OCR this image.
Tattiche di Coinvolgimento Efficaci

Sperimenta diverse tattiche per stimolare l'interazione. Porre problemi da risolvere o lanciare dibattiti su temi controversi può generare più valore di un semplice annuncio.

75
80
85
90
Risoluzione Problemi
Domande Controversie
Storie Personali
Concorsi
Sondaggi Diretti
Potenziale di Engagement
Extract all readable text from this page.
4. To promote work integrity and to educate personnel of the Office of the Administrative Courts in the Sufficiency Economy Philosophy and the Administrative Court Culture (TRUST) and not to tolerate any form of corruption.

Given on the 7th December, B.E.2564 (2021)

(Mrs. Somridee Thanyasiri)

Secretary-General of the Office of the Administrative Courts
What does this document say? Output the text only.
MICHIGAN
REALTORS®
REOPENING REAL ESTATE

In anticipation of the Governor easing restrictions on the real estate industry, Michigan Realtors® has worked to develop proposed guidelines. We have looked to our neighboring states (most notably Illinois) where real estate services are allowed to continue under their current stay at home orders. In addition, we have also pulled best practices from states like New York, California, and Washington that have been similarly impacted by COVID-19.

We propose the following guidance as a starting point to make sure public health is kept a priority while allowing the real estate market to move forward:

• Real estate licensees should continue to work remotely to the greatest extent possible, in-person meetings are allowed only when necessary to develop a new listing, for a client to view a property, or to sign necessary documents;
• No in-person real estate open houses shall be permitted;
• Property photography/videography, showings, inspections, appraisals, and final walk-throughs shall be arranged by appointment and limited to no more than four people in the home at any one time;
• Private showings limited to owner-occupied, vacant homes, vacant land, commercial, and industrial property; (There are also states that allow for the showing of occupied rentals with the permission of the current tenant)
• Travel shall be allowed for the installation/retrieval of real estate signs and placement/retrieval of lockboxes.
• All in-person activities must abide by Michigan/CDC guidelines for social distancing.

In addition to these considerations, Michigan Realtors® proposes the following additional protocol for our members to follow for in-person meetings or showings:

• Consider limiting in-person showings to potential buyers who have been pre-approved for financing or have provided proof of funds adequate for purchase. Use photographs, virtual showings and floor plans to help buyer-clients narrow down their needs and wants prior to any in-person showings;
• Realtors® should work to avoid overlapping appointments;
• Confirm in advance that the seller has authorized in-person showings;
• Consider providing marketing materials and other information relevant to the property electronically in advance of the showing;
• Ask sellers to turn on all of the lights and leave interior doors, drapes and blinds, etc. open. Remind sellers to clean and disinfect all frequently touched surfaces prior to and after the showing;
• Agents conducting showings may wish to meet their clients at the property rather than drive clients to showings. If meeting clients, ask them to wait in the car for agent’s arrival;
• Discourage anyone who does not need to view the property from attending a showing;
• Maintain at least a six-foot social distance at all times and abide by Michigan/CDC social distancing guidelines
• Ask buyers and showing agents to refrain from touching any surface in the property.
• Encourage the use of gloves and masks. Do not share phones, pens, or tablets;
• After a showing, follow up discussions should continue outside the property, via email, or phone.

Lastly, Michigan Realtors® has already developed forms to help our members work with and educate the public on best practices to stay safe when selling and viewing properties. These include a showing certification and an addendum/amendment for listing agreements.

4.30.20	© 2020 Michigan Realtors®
--------------------------------------------------
What to do
From the listing above, copy every line that holds the string "this".

Task response
OCR this image.
Extract all readable text from this page.
What does this document say? Output the text only.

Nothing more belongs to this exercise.